TASK INSTRUCTIONS: From the items below, extract every line that contains the string "Ratio". Matches must have the same capitalization.

Annotated element entries
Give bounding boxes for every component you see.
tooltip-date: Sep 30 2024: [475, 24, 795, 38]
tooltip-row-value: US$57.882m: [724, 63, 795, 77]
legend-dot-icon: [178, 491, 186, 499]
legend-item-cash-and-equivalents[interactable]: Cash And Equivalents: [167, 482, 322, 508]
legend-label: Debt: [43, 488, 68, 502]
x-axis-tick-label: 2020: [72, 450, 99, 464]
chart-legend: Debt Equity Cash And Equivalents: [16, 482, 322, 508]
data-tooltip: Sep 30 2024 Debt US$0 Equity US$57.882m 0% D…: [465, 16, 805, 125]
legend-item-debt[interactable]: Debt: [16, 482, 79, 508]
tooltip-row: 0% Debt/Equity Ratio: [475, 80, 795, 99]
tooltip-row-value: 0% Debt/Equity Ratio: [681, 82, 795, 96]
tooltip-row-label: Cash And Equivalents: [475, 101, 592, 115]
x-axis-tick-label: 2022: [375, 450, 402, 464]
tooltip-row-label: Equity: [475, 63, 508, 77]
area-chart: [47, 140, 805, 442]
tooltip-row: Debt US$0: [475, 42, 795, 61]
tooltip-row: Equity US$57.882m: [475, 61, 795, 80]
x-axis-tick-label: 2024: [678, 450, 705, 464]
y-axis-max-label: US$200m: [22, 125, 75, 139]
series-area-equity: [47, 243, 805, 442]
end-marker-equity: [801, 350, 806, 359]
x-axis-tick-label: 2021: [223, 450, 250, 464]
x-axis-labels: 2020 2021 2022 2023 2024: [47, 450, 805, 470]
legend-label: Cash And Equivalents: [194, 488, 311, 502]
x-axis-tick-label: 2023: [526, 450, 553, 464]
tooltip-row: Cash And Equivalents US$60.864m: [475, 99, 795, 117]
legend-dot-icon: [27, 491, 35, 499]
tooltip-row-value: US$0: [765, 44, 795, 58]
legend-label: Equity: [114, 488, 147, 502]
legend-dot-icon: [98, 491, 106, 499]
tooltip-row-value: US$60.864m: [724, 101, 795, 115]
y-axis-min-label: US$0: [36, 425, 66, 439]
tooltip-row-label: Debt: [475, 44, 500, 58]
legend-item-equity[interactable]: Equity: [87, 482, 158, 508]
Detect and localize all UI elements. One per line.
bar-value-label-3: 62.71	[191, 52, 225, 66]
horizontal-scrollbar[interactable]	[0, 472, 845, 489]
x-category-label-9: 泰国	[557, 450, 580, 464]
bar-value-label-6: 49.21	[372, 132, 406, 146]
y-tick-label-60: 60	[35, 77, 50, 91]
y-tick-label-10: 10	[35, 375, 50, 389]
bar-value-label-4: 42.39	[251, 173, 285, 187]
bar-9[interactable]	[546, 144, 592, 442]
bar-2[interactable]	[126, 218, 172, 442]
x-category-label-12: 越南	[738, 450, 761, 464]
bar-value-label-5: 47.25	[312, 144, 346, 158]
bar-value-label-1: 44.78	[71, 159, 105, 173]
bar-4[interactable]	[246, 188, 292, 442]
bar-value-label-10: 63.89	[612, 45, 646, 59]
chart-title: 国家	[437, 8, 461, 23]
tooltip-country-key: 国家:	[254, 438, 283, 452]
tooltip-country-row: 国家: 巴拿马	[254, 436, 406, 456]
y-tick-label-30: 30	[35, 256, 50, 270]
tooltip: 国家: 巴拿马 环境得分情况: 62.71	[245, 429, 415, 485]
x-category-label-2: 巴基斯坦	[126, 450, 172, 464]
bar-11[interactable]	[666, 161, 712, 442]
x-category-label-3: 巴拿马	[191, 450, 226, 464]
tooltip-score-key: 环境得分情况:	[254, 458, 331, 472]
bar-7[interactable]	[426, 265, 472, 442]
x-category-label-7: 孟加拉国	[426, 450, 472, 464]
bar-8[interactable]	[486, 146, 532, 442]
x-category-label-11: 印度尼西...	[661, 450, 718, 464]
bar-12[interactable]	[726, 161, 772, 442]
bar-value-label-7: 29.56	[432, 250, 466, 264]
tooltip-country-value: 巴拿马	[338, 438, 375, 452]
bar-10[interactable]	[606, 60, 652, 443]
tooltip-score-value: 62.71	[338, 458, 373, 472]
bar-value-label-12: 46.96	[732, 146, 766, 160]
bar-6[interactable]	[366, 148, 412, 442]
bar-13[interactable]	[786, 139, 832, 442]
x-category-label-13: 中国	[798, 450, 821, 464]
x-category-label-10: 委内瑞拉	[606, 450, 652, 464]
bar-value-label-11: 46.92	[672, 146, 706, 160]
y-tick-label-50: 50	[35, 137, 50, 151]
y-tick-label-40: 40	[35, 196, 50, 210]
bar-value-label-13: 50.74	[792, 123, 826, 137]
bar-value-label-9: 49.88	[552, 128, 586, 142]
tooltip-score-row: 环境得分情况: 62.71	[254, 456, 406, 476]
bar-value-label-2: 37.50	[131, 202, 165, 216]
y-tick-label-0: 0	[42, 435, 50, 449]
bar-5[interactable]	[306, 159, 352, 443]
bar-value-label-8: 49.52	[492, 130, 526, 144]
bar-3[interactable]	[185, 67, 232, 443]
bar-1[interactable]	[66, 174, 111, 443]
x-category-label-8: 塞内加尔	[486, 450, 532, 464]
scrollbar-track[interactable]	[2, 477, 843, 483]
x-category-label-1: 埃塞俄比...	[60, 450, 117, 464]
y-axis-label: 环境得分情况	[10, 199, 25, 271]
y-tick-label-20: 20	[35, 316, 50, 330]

FINAL ANSWER:
tooltip-row: 0% Debt/Equity Ratio: [475, 80, 795, 99]
tooltip-row-value: 0% Debt/Equity Ratio: [681, 82, 795, 96]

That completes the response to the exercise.